(Dataset listings of figures)
+===+
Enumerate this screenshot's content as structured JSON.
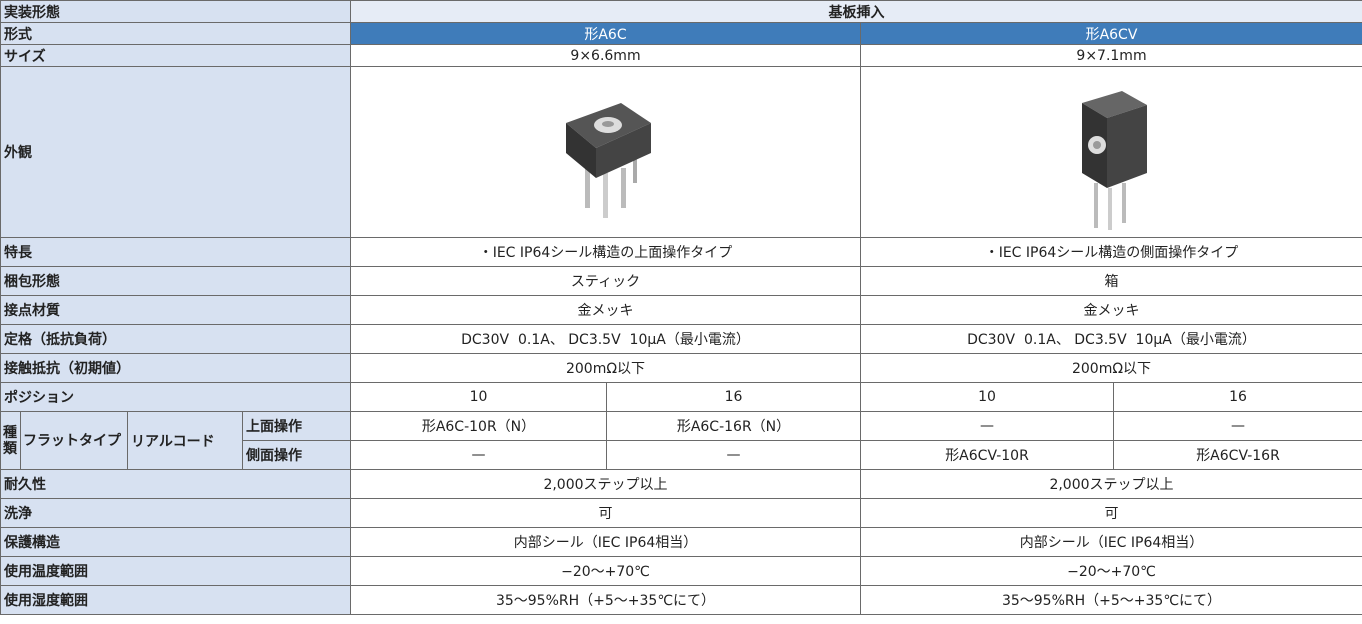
{
  "table": {
    "rows": [
      [
        "実装形態",
        "基板挿入"
      ],
      [
        "形式",
        "形A6C",
        "形A6CV"
      ],
      [
        "サイズ",
        "9×6.6mm",
        "9×7.1mm"
      ],
      [
        "外観"
      ],
      [
        "特長",
        "・IEC IP64シール構造の上面操作タイプ",
        "・IEC IP64シール構造の側面操作タイプ"
      ],
      [
        "梱包形態",
        "スティック",
        "箱"
      ],
      [
        "接点材質",
        "金メッキ",
        "金メッキ"
      ],
      [
        "定格（抵抗負荷）",
        "DC30V  0.1A、 DC3.5V  10μA（最小電流）",
        "DC30V  0.1A、 DC3.5V  10μA（最小電流）"
      ],
      [
        "接触抵抗（初期値）",
        "200mΩ以下",
        "200mΩ以下"
      ],
      [
        "ポジション",
        10,
        16,
        10,
        16
      ],
      [
        "種類",
        "フラットタイプ",
        "リアルコード",
        "上面操作",
        "形A6C-10R（N）",
        "形A6C-16R（N）",
        "—",
        "—"
      ],
      [
        "側面操作",
        "—",
        "—",
        "形A6CV-10R",
        "形A6CV-16R"
      ],
      [
        "耐久性",
        "2,000ステップ以上",
        "2,000ステップ以上"
      ],
      [
        "洗浄",
        "可",
        "可"
      ],
      [
        "保護構造",
        "内部シール（IEC IP64相当）",
        "内部シール（IEC IP64相当）"
      ],
      [
        "使用温度範囲",
        "−20～+70℃",
        "−20～+70℃"
      ],
      [
        "使用湿度範囲",
        "35～95%RH（+5～+35℃にて）",
        "35～95%RH（+5～+35℃にて）"
      ]
    ]
  }
}
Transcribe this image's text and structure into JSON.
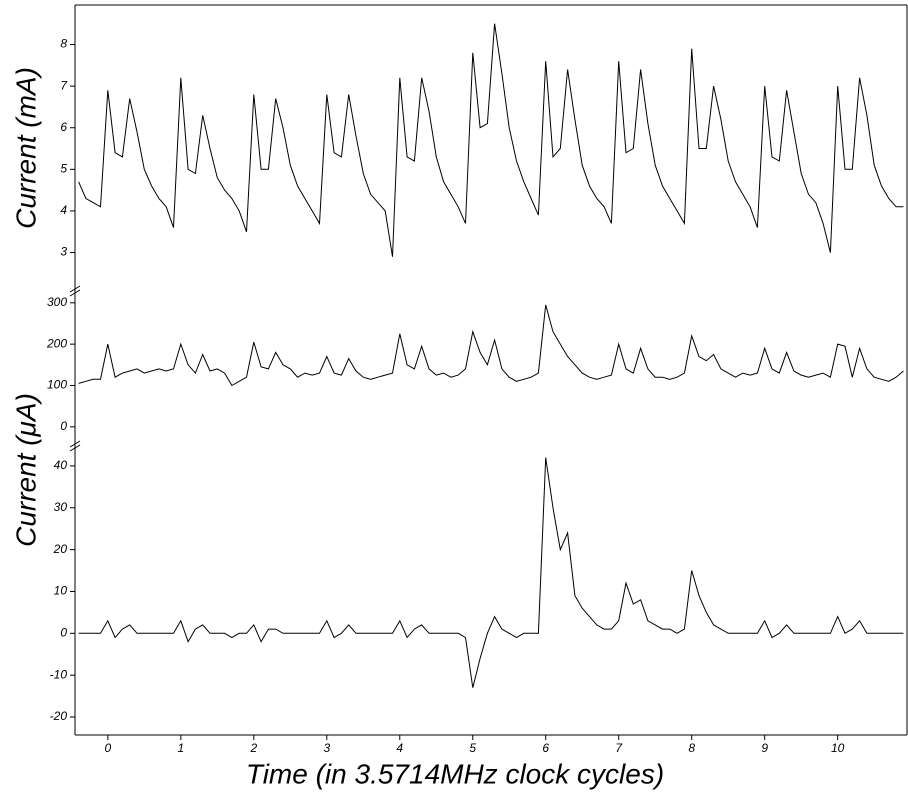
+===+
Given exercise -
Copy the records above exactly. The pictures are not part of the copy.

Written answer -
Enumerate this screenshot's content as structured JSON.
{
  "table": {
    "rows": [
      [
        "実装形態",
        "基板挿入"
      ],
      [
        "形式",
        "形A6C",
        "形A6CV"
      ],
      [
        "サイズ",
        "9×6.6mm",
        "9×7.1mm"
      ],
      [
        "外観"
      ],
      [
        "特長",
        "・IEC IP64シール構造の上面操作タイプ",
        "・IEC IP64シール構造の側面操作タイプ"
      ],
      [
        "梱包形態",
        "スティック",
        "箱"
      ],
      [
        "接点材質",
        "金メッキ",
        "金メッキ"
      ],
      [
        "定格（抵抗負荷）",
        "DC30V  0.1A、 DC3.5V  10μA（最小電流）",
        "DC30V  0.1A、 DC3.5V  10μA（最小電流）"
      ],
      [
        "接触抵抗（初期値）",
        "200mΩ以下",
        "200mΩ以下"
      ],
      [
        "ポジション",
        10,
        16,
        10,
        16
      ],
      [
        "種類",
        "フラットタイプ",
        "リアルコード",
        "上面操作",
        "形A6C-10R（N）",
        "形A6C-16R（N）",
        "—",
        "—"
      ],
      [
        "側面操作",
        "—",
        "—",
        "形A6CV-10R",
        "形A6CV-16R"
      ],
      [
        "耐久性",
        "2,000ステップ以上",
        "2,000ステップ以上"
      ],
      [
        "洗浄",
        "可",
        "可"
      ],
      [
        "保護構造",
        "内部シール（IEC IP64相当）",
        "内部シール（IEC IP64相当）"
      ],
      [
        "使用温度範囲",
        "−20～+70℃",
        "−20～+70℃"
      ],
      [
        "使用湿度範囲",
        "35～95%RH（+5～+35℃にて）",
        "35～95%RH（+5～+35℃にて）"
      ]
    ]
  }
}
Transcribe this image's text and structure into JSON.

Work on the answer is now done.